>>

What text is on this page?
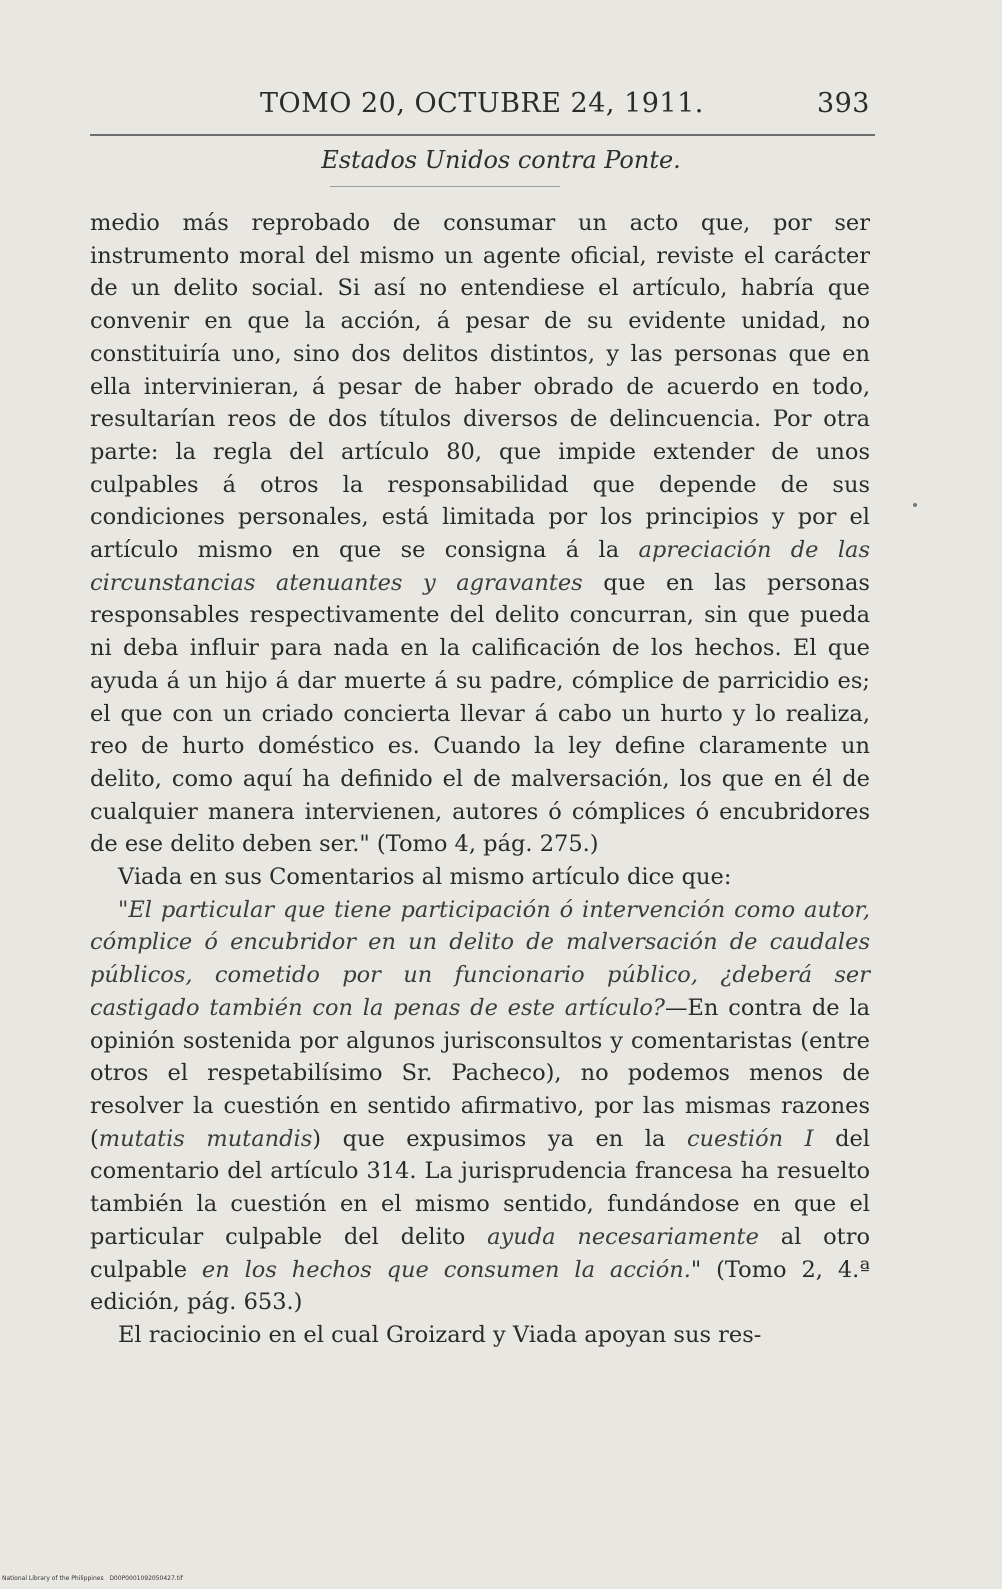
TOMO 20, OCTUBRE 24, 1911.	393
Estados Unidos contra Ponte.

medio más reprobado de consumar un acto que, por ser instrumento moral del mismo un agente oficial, reviste el carácter de un delito social. Si así no entendiese el artículo, habría que convenir en que la acción, á pesar de su evidente unidad, no constituiría uno, sino dos delitos distintos, y las personas que en ella intervinieran, á pesar de haber obrado de acuerdo en todo, resultarían reos de dos títulos diversos de delincuencia. Por otra parte: la regla del artículo 80, que impide extender de unos culpables á otros la responsabilidad que depende de sus condiciones personales, está limitada por los principios y por el artículo mismo en que se consigna á la apreciación de las circunstancias atenuantes y agravantes que en las personas responsables respectivamente del delito concurran, sin que pueda ni deba influir para nada en la calificación de los hechos. El que ayuda á un hijo á dar muerte á su padre, cómplice de parricidio es; el que con un criado concierta llevar á cabo un hurto y lo realiza, reo de hurto doméstico es. Cuando la ley define claramente un delito, como aquí ha definido el de malversación, los que en él de cualquier manera intervienen, autores ó cómplices ó encubridores de ese delito deben ser." (Tomo 4, pág. 275.)

Viada en sus Comentarios al mismo artículo dice que:

"El particular que tiene participación ó intervención como autor, cómplice ó encubridor en un delito de malversación de caudales públicos, cometido por un funcionario público, ¿deberá ser castigado también con la penas de este artículo?—En contra de la opinión sostenida por algunos jurisconsultos y comentaristas (entre otros el respetabilísimo Sr. Pacheco), no podemos menos de resolver la cuestión en sentido afirmativo, por las mismas razones (mutatis mutandis) que expusimos ya en la cuestión I del comentario del artículo 314. La jurisprudencia francesa ha resuelto también la cuestión en el mismo sentido, fundándose en que el particular culpable del delito ayuda necesariamente al otro culpable en los hechos que consumen la acción." (Tomo 2, 4.ª edición, pág. 653.)

El raciocinio en el cual Groizard y Viada apoyan sus res-

National Library of the Philippines D00P0001092050427.tif
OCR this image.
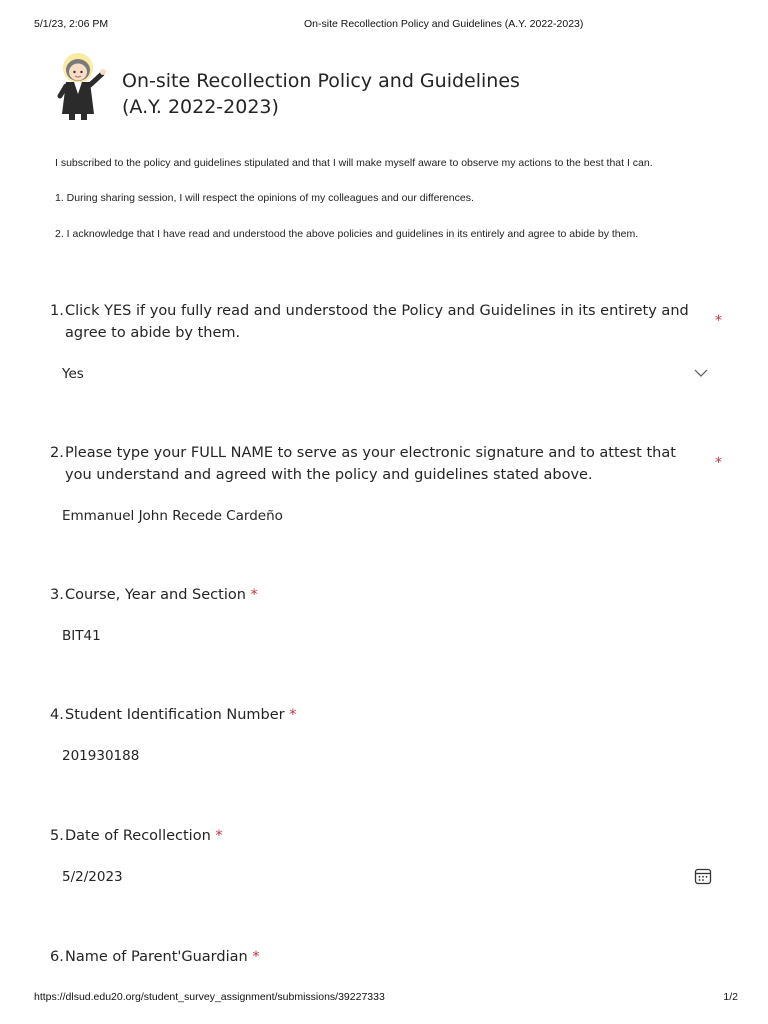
5/1/23, 2:06 PM	On-site Recollection Policy and Guidelines (A.Y. 2022-2023)
On-site Recollection Policy and Guidelines
(A.Y. 2022-2023)

I subscribed to the policy and guidelines stipulated and that I will make myself aware to observe my actions to the best that I can.

1. During sharing session, I will respect the opinions of my colleagues and our differences.

2. I acknowledge that I have read and understood the above policies and guidelines in its entirely and agree to abide by them.

1. Click YES if you fully read and understood the Policy and Guidelines in its entirety and agree to abide by them.
*
Yes
2. Please type your FULL NAME to serve as your electronic signature and to attest that you understand and agreed with the policy and guidelines stated above.
*
Emmanuel John Recede Cardeño
3. Course, Year and Section *
BIT41
4. Student Identification Number *
201930188
5. Date of Recollection *
5/2/2023
6. Name of Parent'Guardian *
https://dlsud.edu20.org/student_survey_assignment/submissions/39227333	1/2
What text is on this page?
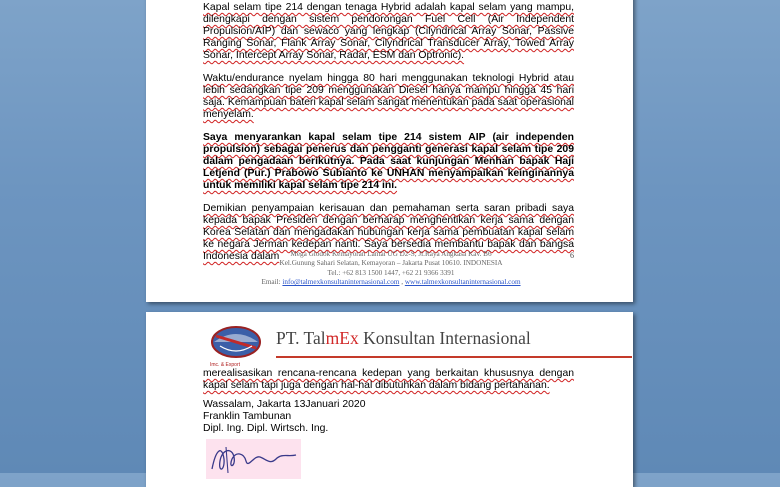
Kapal selam tipe 214 dengan tenaga Hybrid adalah kapal selam yang mampu, dilengkapi dengan sistem pendorongan Fuel Cell (Air Independent Propulsion/AIP) dan sewaco yang lengkap (Cilyndrical Array Sonar, Passive Ranging Sonar, Flank Array Sonar, Cilyndrical Transducer Array, Towed Array Sonar, Intercept Array Sonar, Radar, ESM dan Optronic).

Waktu/endurance nyelam hingga 80 hari menggunakan teknologi Hybrid atau lebih sedangkan tipe 209 menggunakan Diesel hanya mampu hingga 45 hari saja. Kemampuan bateri kapal selam sangat menentukan pada saat operasional menyelam.

Saya menyarankan kapal selam tipe 214 sistem AIP (air independen propulsion) sebagai penerus dan pengganti generasi kapal selam tipe 209 dalam pengadaan berikutnya. Pada saat kunjungan Menhan bapak Haji Letjend (Pur.) Prabowo Subianto ke UNHAN menyampaikan keinginannya untuk memiliki kapal selam tipe 214 ini.

Demikian penyampaian kerisauan dan pemahaman serta saran pribadi saya kepada bapak Presiden dengan berharap menghentikan kerja sama dengan Korea Selatan dan mengadakan hubungan kerja sama pembuatan kapal selam ke negara Jerman kedepan nanti. Saya bersedia membantu bapak dan bangsa Indonesia dalam	Mega Glodok Kemayoran Lantai UG D2-S, Jl.Raya Angkasa Kav. B6
Kel.Gunung Sahari Selatan, Kemayoran – Jakarta Pusat 10610. INDONESIA
Tel.: +62 813 1500 1447, +62 21 9366 3391
Email: info@talmexkonsultaninternasional.com , www.talmexkonsultaninternasional.com
6
PT. TalmEx Konsultan Internasional
Imc. & Export

merealisasikan rencana-rencana kedepan yang berkaitan khususnya dengan kapal selam tapi juga dengan hal-hal dibutuhkan dalam bidang pertahanan.

Wassalam, Jakarta 13Januari 2020
Franklin Tambunan
Dipl. Ing. Dipl. Wirtsch. Ing.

<<

■ **TASK DESCRIPTION**:
Set the data above down again exactly as given, with no pictures.

■ **THE RESULT**:
What text is on this page?
TOMO 20, OCTUBRE 24, 1911.	393
Estados Unidos contra Ponte.

medio más reprobado de consumar un acto que, por ser instrumento moral del mismo un agente oficial, reviste el carácter de un delito social. Si así no entendiese el artículo, habría que convenir en que la acción, á pesar de su evidente unidad, no constituiría uno, sino dos delitos distintos, y las personas que en ella intervinieran, á pesar de haber obrado de acuerdo en todo, resultarían reos de dos títulos diversos de delincuencia. Por otra parte: la regla del artículo 80, que impide extender de unos culpables á otros la responsabilidad que depende de sus condiciones personales, está limitada por los principios y por el artículo mismo en que se consigna á la apreciación de las circunstancias atenuantes y agravantes que en las personas responsables respectivamente del delito concurran, sin que pueda ni deba influir para nada en la calificación de los hechos. El que ayuda á un hijo á dar muerte á su padre, cómplice de parricidio es; el que con un criado concierta llevar á cabo un hurto y lo realiza, reo de hurto doméstico es. Cuando la ley define claramente un delito, como aquí ha definido el de malversación, los que en él de cualquier manera intervienen, autores ó cómplices ó encubridores de ese delito deben ser." (Tomo 4, pág. 275.)

Viada en sus Comentarios al mismo artículo dice que:

"El particular que tiene participación ó intervención como autor, cómplice ó encubridor en un delito de malversación de caudales públicos, cometido por un funcionario público, ¿deberá ser castigado también con la penas de este artículo?—En contra de la opinión sostenida por algunos jurisconsultos y comentaristas (entre otros el respetabilísimo Sr. Pacheco), no podemos menos de resolver la cuestión en sentido afirmativo, por las mismas razones (mutatis mutandis) que expusimos ya en la cuestión I del comentario del artículo 314. La jurisprudencia francesa ha resuelto también la cuestión en el mismo sentido, fundándose en que el particular culpable del delito ayuda necesariamente al otro culpable en los hechos que consumen la acción." (Tomo 2, 4.ª edición, pág. 653.)

El raciocinio en el cual Groizard y Viada apoyan sus res-

National Library of the Philippines D00P0001092050427.tif
OCR this image.
5/1/23, 2:06 PM	On-site Recollection Policy and Guidelines (A.Y. 2022-2023)
On-site Recollection Policy and Guidelines
(A.Y. 2022-2023)

I subscribed to the policy and guidelines stipulated and that I will make myself aware to observe my actions to the best that I can.

1. During sharing session, I will respect the opinions of my colleagues and our differences.

2. I acknowledge that I have read and understood the above policies and guidelines in its entirely and agree to abide by them.

1. Click YES if you fully read and understood the Policy and Guidelines in its entirety and agree to abide by them.
*
Yes
2. Please type your FULL NAME to serve as your electronic signature and to attest that you understand and agreed with the policy and guidelines stated above.
*
Emmanuel John Recede Cardeño
3. Course, Year and Section *
BIT41
4. Student Identification Number *
201930188
5. Date of Recollection *
5/2/2023
6. Name of Parent'Guardian *
https://dlsud.edu20.org/student_survey_assignment/submissions/39227333	1/2
What text is on this page?
Kapal selam tipe 214 dengan tenaga Hybrid adalah kapal selam yang mampu, dilengkapi dengan sistem pendorongan Fuel Cell (Air Independent Propulsion/AIP) dan sewaco yang lengkap (Cilyndrical Array Sonar, Passive Ranging Sonar, Flank Array Sonar, Cilyndrical Transducer Array, Towed Array Sonar, Intercept Array Sonar, Radar, ESM dan Optronic).

Waktu/endurance nyelam hingga 80 hari menggunakan teknologi Hybrid atau lebih sedangkan tipe 209 menggunakan Diesel hanya mampu hingga 45 hari saja. Kemampuan bateri kapal selam sangat menentukan pada saat operasional menyelam.

Saya menyarankan kapal selam tipe 214 sistem AIP (air independen propulsion) sebagai penerus dan pengganti generasi kapal selam tipe 209 dalam pengadaan berikutnya. Pada saat kunjungan Menhan bapak Haji Letjend (Pur.) Prabowo Subianto ke UNHAN menyampaikan keinginannya untuk memiliki kapal selam tipe 214 ini.

Demikian penyampaian kerisauan dan pemahaman serta saran pribadi saya kepada bapak Presiden dengan berharap menghentikan kerja sama dengan Korea Selatan dan mengadakan hubungan kerja sama pembuatan kapal selam ke negara Jerman kedepan nanti. Saya bersedia membantu bapak dan bangsa Indonesia dalam	Mega Glodok Kemayoran Lantai UG D2-S, Jl.Raya Angkasa Kav. B6
Kel.Gunung Sahari Selatan, Kemayoran – Jakarta Pusat 10610. INDONESIA
Tel.: +62 813 1500 1447, +62 21 9366 3391
Email: info@talmexkonsultaninternasional.com , www.talmexkonsultaninternasional.com
6
PT. TalmEx Konsultan Internasional
Imc. & Export

merealisasikan rencana-rencana kedepan yang berkaitan khususnya dengan kapal selam tapi juga dengan hal-hal dibutuhkan dalam bidang pertahanan.

Wassalam, Jakarta 13Januari 2020
Franklin Tambunan
Dipl. Ing. Dipl. Wirtsch. Ing.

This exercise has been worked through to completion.